**WHAT YOU HAVE TO DO:** Extract every line of the material below verbatim, omitting none and altering nothing.

start TASK INPUT

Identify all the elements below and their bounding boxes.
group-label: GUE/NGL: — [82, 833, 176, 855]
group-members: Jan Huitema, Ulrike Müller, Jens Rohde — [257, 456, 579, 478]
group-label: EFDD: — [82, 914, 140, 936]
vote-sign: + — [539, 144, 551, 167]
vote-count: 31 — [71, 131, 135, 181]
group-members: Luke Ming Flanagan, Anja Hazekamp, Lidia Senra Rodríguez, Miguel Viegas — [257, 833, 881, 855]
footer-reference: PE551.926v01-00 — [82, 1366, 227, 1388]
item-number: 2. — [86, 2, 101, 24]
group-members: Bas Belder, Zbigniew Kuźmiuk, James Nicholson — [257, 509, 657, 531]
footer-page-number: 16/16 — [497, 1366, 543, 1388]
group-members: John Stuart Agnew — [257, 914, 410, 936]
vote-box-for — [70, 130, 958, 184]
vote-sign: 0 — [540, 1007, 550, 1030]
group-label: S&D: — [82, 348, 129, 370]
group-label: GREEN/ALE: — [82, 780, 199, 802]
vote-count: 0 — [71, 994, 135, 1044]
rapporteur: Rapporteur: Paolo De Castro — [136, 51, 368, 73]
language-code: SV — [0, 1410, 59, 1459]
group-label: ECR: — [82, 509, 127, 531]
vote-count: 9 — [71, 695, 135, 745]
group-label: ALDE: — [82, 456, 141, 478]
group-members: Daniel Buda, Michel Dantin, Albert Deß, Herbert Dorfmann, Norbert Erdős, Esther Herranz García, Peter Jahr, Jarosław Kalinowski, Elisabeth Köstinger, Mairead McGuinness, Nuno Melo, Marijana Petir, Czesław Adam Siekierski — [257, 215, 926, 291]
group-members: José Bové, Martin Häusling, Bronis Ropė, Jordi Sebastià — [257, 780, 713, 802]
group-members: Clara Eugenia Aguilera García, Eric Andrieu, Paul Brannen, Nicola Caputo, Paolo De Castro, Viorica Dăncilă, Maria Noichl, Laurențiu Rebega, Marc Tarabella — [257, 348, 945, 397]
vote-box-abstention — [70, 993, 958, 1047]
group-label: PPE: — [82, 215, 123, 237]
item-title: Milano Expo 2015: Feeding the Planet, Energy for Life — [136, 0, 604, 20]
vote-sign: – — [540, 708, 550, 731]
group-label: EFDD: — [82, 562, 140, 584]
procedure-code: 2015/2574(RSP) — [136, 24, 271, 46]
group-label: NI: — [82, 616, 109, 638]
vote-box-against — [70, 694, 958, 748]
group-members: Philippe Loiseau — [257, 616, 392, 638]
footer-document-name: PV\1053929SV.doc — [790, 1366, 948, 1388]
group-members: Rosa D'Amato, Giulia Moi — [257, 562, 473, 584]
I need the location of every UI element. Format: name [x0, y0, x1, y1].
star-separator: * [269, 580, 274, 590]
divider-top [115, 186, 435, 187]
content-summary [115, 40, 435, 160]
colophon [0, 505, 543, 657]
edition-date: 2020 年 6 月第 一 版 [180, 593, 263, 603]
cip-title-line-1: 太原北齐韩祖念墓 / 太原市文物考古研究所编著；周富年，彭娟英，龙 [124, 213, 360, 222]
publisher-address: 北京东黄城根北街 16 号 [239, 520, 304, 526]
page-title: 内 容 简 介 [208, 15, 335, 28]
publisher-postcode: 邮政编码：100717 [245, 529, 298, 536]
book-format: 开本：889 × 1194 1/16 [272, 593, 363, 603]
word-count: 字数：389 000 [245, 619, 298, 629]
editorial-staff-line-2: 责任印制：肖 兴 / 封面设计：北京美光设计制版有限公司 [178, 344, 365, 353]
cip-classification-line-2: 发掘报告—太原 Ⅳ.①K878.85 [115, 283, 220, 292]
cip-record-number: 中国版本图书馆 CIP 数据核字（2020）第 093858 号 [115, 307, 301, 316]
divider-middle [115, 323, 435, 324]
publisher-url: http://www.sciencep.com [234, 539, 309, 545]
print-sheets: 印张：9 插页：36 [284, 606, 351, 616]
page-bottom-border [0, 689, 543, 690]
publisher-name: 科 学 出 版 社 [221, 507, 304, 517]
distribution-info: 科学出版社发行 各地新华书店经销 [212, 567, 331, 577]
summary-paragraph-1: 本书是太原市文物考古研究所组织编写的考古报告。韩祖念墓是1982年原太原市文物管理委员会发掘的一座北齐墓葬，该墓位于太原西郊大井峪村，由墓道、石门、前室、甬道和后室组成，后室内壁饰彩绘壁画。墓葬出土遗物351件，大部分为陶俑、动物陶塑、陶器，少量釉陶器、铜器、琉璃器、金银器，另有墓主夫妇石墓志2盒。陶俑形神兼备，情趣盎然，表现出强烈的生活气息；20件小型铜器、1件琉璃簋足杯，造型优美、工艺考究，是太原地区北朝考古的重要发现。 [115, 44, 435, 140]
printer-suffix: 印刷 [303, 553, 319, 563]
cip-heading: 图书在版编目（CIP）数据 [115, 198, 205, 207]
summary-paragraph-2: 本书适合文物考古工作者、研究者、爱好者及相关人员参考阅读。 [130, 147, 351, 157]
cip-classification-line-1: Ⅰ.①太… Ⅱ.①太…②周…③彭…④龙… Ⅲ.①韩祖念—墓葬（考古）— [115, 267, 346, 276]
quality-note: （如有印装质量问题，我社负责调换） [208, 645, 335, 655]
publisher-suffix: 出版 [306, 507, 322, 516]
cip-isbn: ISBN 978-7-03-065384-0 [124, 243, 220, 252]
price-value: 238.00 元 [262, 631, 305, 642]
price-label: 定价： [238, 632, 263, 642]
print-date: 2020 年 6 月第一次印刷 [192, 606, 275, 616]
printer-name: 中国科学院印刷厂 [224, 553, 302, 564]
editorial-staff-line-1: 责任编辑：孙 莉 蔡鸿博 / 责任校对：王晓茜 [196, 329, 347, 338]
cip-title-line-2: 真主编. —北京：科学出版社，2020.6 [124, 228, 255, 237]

end TASK INPUT

**WRITTEN REPLY:**
Identify all the elements below and their bounding boxes.
group-label: GUE/NGL: — [82, 833, 176, 855]
group-members: Jan Huitema, Ulrike Müller, Jens Rohde — [257, 456, 579, 478]
group-label: EFDD: — [82, 914, 140, 936]
vote-sign: + — [539, 144, 551, 167]
vote-count: 31 — [71, 131, 135, 181]
group-members: Luke Ming Flanagan, Anja Hazekamp, Lidia Senra Rodríguez, Miguel Viegas — [257, 833, 881, 855]
footer-reference: PE551.926v01-00 — [82, 1366, 227, 1388]
item-number: 2. — [86, 2, 101, 24]
group-members: Bas Belder, Zbigniew Kuźmiuk, James Nicholson — [257, 509, 657, 531]
footer-page-number: 16/16 — [497, 1366, 543, 1388]
group-members: John Stuart Agnew — [257, 914, 410, 936]
vote-box-for — [70, 130, 958, 184]
vote-sign: 0 — [540, 1007, 550, 1030]
group-label: S&D: — [82, 348, 129, 370]
group-label: GREEN/ALE: — [82, 780, 199, 802]
vote-count: 0 — [71, 994, 135, 1044]
rapporteur: Rapporteur: Paolo De Castro — [136, 51, 368, 73]
language-code: SV — [0, 1410, 59, 1459]
group-label: ECR: — [82, 509, 127, 531]
vote-count: 9 — [71, 695, 135, 745]
group-label: ALDE: — [82, 456, 141, 478]
group-members: Daniel Buda, Michel Dantin, Albert Deß, Herbert Dorfmann, Norbert Erdős, Esther Herranz García, Peter Jahr, Jarosław Kalinowski, Elisabeth Köstinger, Mairead McGuinness, Nuno Melo, Marijana Petir, Czesław Adam Siekierski — [257, 215, 926, 291]
group-members: José Bové, Martin Häusling, Bronis Ropė, Jordi Sebastià — [257, 780, 713, 802]
group-members: Clara Eugenia Aguilera García, Eric Andrieu, Paul Brannen, Nicola Caputo, Paolo De Castro, Viorica Dăncilă, Maria Noichl, Laurențiu Rebega, Marc Tarabella — [257, 348, 945, 397]
vote-box-abstention — [70, 993, 958, 1047]
group-label: PPE: — [82, 215, 123, 237]
item-title: Milano Expo 2015: Feeding the Planet, Energy for Life — [136, 0, 604, 20]
vote-sign: – — [540, 708, 550, 731]
group-label: EFDD: — [82, 562, 140, 584]
procedure-code: 2015/2574(RSP) — [136, 24, 271, 46]
group-label: NI: — [82, 616, 109, 638]
vote-box-against — [70, 694, 958, 748]
group-members: Philippe Loiseau — [257, 616, 392, 638]
footer-document-name: PV\1053929SV.doc — [790, 1366, 948, 1388]
group-members: Rosa D'Amato, Giulia Moi — [257, 562, 473, 584]
I need the location of every UI element. Format: name [x0, y0, x1, y1].
star-separator: * [269, 580, 274, 590]
divider-top [115, 186, 435, 187]
content-summary [115, 40, 435, 160]
colophon [0, 505, 543, 657]
edition-date: 2020 年 6 月第 一 版 [180, 593, 263, 603]
cip-title-line-1: 太原北齐韩祖念墓 / 太原市文物考古研究所编著；周富年，彭娟英，龙 [124, 213, 360, 222]
publisher-address: 北京东黄城根北街 16 号 [239, 520, 304, 526]
page-title: 内 容 简 介 [208, 15, 335, 28]
publisher-postcode: 邮政编码：100717 [245, 529, 298, 536]
book-format: 开本：889 × 1194 1/16 [272, 593, 363, 603]
word-count: 字数：389 000 [245, 619, 298, 629]
editorial-staff-line-2: 责任印制：肖 兴 / 封面设计：北京美光设计制版有限公司 [178, 344, 365, 353]
cip-classification-line-2: 发掘报告—太原 Ⅳ.①K878.85 [115, 283, 220, 292]
cip-record-number: 中国版本图书馆 CIP 数据核字（2020）第 093858 号 [115, 307, 301, 316]
divider-middle [115, 323, 435, 324]
publisher-url: http://www.sciencep.com [234, 539, 309, 545]
print-sheets: 印张：9 插页：36 [284, 606, 351, 616]
page-bottom-border [0, 689, 543, 690]
publisher-name: 科 学 出 版 社 [221, 507, 304, 517]
distribution-info: 科学出版社发行 各地新华书店经销 [212, 567, 331, 577]
summary-paragraph-1: 本书是太原市文物考古研究所组织编写的考古报告。韩祖念墓是1982年原太原市文物管理委员会发掘的一座北齐墓葬，该墓位于太原西郊大井峪村，由墓道、石门、前室、甬道和后室组成，后室内壁饰彩绘壁画。墓葬出土遗物351件，大部分为陶俑、动物陶塑、陶器，少量釉陶器、铜器、琉璃器、金银器，另有墓主夫妇石墓志2盒。陶俑形神兼备，情趣盎然，表现出强烈的生活气息；20件小型铜器、1件琉璃簋足杯，造型优美、工艺考究，是太原地区北朝考古的重要发现。 [115, 44, 435, 140]
printer-suffix: 印刷 [303, 553, 319, 563]
cip-heading: 图书在版编目（CIP）数据 [115, 198, 205, 207]
summary-paragraph-2: 本书适合文物考古工作者、研究者、爱好者及相关人员参考阅读。 [130, 147, 351, 157]
cip-classification-line-1: Ⅰ.①太… Ⅱ.①太…②周…③彭…④龙… Ⅲ.①韩祖念—墓葬（考古）— [115, 267, 346, 276]
quality-note: （如有印装质量问题，我社负责调换） [208, 645, 335, 655]
publisher-suffix: 出版 [306, 507, 322, 516]
cip-isbn: ISBN 978-7-03-065384-0 [124, 243, 220, 252]
price-value: 238.00 元 [262, 631, 305, 642]
price-label: 定价： [238, 632, 263, 642]
print-date: 2020 年 6 月第一次印刷 [192, 606, 275, 616]
printer-name: 中国科学院印刷厂 [224, 553, 302, 564]
editorial-staff-line-1: 责任编辑：孙 莉 蔡鸿博 / 责任校对：王晓茜 [196, 329, 347, 338]
cip-title-line-2: 真主编. —北京：科学出版社，2020.6 [124, 228, 255, 237]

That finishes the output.